Source material —

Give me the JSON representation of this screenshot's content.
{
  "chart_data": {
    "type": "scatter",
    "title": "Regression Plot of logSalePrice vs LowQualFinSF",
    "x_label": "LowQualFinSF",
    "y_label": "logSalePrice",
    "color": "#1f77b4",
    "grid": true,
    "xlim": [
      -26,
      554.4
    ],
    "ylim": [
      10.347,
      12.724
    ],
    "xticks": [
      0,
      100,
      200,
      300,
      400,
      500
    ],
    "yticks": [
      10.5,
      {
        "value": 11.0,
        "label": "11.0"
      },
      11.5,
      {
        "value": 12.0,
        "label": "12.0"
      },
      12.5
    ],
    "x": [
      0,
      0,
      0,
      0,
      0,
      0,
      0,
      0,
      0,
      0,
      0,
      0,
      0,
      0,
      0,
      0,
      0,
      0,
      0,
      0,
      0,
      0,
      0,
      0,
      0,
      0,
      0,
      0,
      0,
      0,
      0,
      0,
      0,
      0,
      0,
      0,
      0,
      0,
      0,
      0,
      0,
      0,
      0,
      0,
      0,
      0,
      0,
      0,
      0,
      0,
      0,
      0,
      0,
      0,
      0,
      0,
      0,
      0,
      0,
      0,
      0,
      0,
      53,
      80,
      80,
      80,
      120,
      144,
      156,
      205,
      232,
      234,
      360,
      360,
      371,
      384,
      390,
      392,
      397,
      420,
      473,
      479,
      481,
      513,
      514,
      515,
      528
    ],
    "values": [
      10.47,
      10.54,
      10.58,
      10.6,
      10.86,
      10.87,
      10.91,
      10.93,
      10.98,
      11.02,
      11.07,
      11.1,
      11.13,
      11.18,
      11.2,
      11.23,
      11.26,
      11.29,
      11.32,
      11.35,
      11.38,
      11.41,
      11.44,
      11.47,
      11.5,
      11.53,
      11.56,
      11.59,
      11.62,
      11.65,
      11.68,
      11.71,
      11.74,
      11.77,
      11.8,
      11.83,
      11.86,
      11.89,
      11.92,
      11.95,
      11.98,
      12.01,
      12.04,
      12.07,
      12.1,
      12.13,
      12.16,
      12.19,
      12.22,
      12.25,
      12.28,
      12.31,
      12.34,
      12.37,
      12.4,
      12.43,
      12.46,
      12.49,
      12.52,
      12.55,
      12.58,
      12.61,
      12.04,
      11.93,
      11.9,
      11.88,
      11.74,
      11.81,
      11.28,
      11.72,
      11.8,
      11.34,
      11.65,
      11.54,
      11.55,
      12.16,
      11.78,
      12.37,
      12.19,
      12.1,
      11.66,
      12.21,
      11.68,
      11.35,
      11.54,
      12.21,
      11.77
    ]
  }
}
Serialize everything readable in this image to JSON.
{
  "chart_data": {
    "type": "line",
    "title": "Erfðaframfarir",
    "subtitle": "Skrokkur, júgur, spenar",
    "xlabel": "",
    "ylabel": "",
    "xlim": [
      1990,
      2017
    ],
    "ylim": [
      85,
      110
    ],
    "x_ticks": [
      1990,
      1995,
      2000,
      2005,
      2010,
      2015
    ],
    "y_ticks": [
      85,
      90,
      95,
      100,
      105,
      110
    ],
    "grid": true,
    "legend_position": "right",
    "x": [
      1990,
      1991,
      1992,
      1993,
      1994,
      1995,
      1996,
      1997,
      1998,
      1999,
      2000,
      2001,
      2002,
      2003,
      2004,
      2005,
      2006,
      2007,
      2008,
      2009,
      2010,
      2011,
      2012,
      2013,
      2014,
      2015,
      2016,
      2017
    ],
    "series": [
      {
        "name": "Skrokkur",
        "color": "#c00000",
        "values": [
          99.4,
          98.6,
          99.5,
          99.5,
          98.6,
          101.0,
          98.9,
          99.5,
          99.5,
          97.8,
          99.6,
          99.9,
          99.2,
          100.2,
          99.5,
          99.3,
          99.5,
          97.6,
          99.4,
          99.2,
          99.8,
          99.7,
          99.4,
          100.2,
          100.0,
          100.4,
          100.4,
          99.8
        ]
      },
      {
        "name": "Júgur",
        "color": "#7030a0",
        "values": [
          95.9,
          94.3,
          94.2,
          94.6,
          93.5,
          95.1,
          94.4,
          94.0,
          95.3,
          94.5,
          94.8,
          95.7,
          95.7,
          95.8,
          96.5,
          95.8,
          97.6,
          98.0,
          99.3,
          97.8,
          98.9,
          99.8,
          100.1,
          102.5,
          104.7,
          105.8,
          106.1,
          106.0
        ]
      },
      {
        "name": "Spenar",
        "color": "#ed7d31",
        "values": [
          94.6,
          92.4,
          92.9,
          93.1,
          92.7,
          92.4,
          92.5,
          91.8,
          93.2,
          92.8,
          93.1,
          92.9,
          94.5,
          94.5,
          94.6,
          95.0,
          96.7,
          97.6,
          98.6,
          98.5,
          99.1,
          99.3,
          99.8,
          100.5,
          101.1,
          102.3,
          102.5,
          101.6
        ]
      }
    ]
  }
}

Written request — Extract all the entries word for word.

Task answer —
Give me the JSON representation of this screenshot's content.
{
  "chart_data": {
    "type": "scatter",
    "title": "Regression Plot of logSalePrice vs LowQualFinSF",
    "x_label": "LowQualFinSF",
    "y_label": "logSalePrice",
    "color": "#1f77b4",
    "grid": true,
    "xlim": [
      -26,
      554.4
    ],
    "ylim": [
      10.347,
      12.724
    ],
    "xticks": [
      0,
      100,
      200,
      300,
      400,
      500
    ],
    "yticks": [
      10.5,
      {
        "value": 11.0,
        "label": "11.0"
      },
      11.5,
      {
        "value": 12.0,
        "label": "12.0"
      },
      12.5
    ],
    "x": [
      0,
      0,
      0,
      0,
      0,
      0,
      0,
      0,
      0,
      0,
      0,
      0,
      0,
      0,
      0,
      0,
      0,
      0,
      0,
      0,
      0,
      0,
      0,
      0,
      0,
      0,
      0,
      0,
      0,
      0,
      0,
      0,
      0,
      0,
      0,
      0,
      0,
      0,
      0,
      0,
      0,
      0,
      0,
      0,
      0,
      0,
      0,
      0,
      0,
      0,
      0,
      0,
      0,
      0,
      0,
      0,
      0,
      0,
      0,
      0,
      0,
      0,
      53,
      80,
      80,
      80,
      120,
      144,
      156,
      205,
      232,
      234,
      360,
      360,
      371,
      384,
      390,
      392,
      397,
      420,
      473,
      479,
      481,
      513,
      514,
      515,
      528
    ],
    "values": [
      10.47,
      10.54,
      10.58,
      10.6,
      10.86,
      10.87,
      10.91,
      10.93,
      10.98,
      11.02,
      11.07,
      11.1,
      11.13,
      11.18,
      11.2,
      11.23,
      11.26,
      11.29,
      11.32,
      11.35,
      11.38,
      11.41,
      11.44,
      11.47,
      11.5,
      11.53,
      11.56,
      11.59,
      11.62,
      11.65,
      11.68,
      11.71,
      11.74,
      11.77,
      11.8,
      11.83,
      11.86,
      11.89,
      11.92,
      11.95,
      11.98,
      12.01,
      12.04,
      12.07,
      12.1,
      12.13,
      12.16,
      12.19,
      12.22,
      12.25,
      12.28,
      12.31,
      12.34,
      12.37,
      12.4,
      12.43,
      12.46,
      12.49,
      12.52,
      12.55,
      12.58,
      12.61,
      12.04,
      11.93,
      11.9,
      11.88,
      11.74,
      11.81,
      11.28,
      11.72,
      11.8,
      11.34,
      11.65,
      11.54,
      11.55,
      12.16,
      11.78,
      12.37,
      12.19,
      12.1,
      11.66,
      12.21,
      11.68,
      11.35,
      11.54,
      12.21,
      11.77
    ]
  }
}
Serialize everything readable in this image to JSON.
{
  "chart_data": {
    "type": "line",
    "title": "Erfðaframfarir",
    "subtitle": "Skrokkur, júgur, spenar",
    "xlabel": "",
    "ylabel": "",
    "xlim": [
      1990,
      2017
    ],
    "ylim": [
      85,
      110
    ],
    "x_ticks": [
      1990,
      1995,
      2000,
      2005,
      2010,
      2015
    ],
    "y_ticks": [
      85,
      90,
      95,
      100,
      105,
      110
    ],
    "grid": true,
    "legend_position": "right",
    "x": [
      1990,
      1991,
      1992,
      1993,
      1994,
      1995,
      1996,
      1997,
      1998,
      1999,
      2000,
      2001,
      2002,
      2003,
      2004,
      2005,
      2006,
      2007,
      2008,
      2009,
      2010,
      2011,
      2012,
      2013,
      2014,
      2015,
      2016,
      2017
    ],
    "series": [
      {
        "name": "Skrokkur",
        "color": "#c00000",
        "values": [
          99.4,
          98.6,
          99.5,
          99.5,
          98.6,
          101.0,
          98.9,
          99.5,
          99.5,
          97.8,
          99.6,
          99.9,
          99.2,
          100.2,
          99.5,
          99.3,
          99.5,
          97.6,
          99.4,
          99.2,
          99.8,
          99.7,
          99.4,
          100.2,
          100.0,
          100.4,
          100.4,
          99.8
        ]
      },
      {
        "name": "Júgur",
        "color": "#7030a0",
        "values": [
          95.9,
          94.3,
          94.2,
          94.6,
          93.5,
          95.1,
          94.4,
          94.0,
          95.3,
          94.5,
          94.8,
          95.7,
          95.7,
          95.8,
          96.5,
          95.8,
          97.6,
          98.0,
          99.3,
          97.8,
          98.9,
          99.8,
          100.1,
          102.5,
          104.7,
          105.8,
          106.1,
          106.0
        ]
      },
      {
        "name": "Spenar",
        "color": "#ed7d31",
        "values": [
          94.6,
          92.4,
          92.9,
          93.1,
          92.7,
          92.4,
          92.5,
          91.8,
          93.2,
          92.8,
          93.1,
          92.9,
          94.5,
          94.5,
          94.6,
          95.0,
          96.7,
          97.6,
          98.6,
          98.5,
          99.1,
          99.3,
          99.8,
          100.5,
          101.1,
          102.3,
          102.5,
          101.6
        ]
      }
    ]
  }
}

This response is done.